[Entries with figure data]
╔══

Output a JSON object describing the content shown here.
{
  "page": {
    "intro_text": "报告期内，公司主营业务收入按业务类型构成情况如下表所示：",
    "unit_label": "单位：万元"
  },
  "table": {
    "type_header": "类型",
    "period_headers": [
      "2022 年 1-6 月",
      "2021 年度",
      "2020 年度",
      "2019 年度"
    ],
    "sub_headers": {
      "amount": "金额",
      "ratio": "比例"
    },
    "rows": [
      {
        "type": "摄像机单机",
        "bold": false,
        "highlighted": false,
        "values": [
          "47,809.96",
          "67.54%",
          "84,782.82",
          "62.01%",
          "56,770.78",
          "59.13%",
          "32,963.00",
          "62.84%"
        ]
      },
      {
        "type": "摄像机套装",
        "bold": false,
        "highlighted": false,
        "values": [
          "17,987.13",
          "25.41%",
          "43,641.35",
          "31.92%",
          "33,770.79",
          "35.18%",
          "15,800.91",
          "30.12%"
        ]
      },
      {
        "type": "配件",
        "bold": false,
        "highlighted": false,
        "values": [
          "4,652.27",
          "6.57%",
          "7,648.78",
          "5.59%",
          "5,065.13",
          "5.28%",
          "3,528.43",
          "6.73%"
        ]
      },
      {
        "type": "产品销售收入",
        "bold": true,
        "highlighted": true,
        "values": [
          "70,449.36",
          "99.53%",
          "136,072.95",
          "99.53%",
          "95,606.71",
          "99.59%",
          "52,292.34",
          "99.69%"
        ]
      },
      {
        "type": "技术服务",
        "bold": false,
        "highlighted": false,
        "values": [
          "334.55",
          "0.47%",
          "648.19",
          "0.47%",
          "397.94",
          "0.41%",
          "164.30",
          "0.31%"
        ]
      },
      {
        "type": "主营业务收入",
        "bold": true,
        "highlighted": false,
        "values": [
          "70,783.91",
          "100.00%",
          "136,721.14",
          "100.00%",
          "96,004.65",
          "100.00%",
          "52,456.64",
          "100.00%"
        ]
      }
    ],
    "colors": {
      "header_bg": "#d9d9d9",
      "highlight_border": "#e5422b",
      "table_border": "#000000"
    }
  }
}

╚══

Every entry must be retyped in full, exactly as given.

Output a JSON object describing the content shown here.
{
  "page": {
    "intro_text": "报告期内，公司主营业务收入按业务类型构成情况如下表所示：",
    "unit_label": "单位：万元"
  },
  "table": {
    "type_header": "类型",
    "period_headers": [
      "2022 年 1-6 月",
      "2021 年度",
      "2020 年度",
      "2019 年度"
    ],
    "sub_headers": {
      "amount": "金额",
      "ratio": "比例"
    },
    "rows": [
      {
        "type": "摄像机单机",
        "bold": false,
        "highlighted": false,
        "values": [
          "47,809.96",
          "67.54%",
          "84,782.82",
          "62.01%",
          "56,770.78",
          "59.13%",
          "32,963.00",
          "62.84%"
        ]
      },
      {
        "type": "摄像机套装",
        "bold": false,
        "highlighted": false,
        "values": [
          "17,987.13",
          "25.41%",
          "43,641.35",
          "31.92%",
          "33,770.79",
          "35.18%",
          "15,800.91",
          "30.12%"
        ]
      },
      {
        "type": "配件",
        "bold": false,
        "highlighted": false,
        "values": [
          "4,652.27",
          "6.57%",
          "7,648.78",
          "5.59%",
          "5,065.13",
          "5.28%",
          "3,528.43",
          "6.73%"
        ]
      },
      {
        "type": "产品销售收入",
        "bold": true,
        "highlighted": true,
        "values": [
          "70,449.36",
          "99.53%",
          "136,072.95",
          "99.53%",
          "95,606.71",
          "99.59%",
          "52,292.34",
          "99.69%"
        ]
      },
      {
        "type": "技术服务",
        "bold": false,
        "highlighted": false,
        "values": [
          "334.55",
          "0.47%",
          "648.19",
          "0.47%",
          "397.94",
          "0.41%",
          "164.30",
          "0.31%"
        ]
      },
      {
        "type": "主营业务收入",
        "bold": true,
        "highlighted": false,
        "values": [
          "70,783.91",
          "100.00%",
          "136,721.14",
          "100.00%",
          "96,004.65",
          "100.00%",
          "52,456.64",
          "100.00%"
        ]
      }
    ],
    "colors": {
      "header_bg": "#d9d9d9",
      "highlight_border": "#e5422b",
      "table_border": "#000000"
    }
  }
}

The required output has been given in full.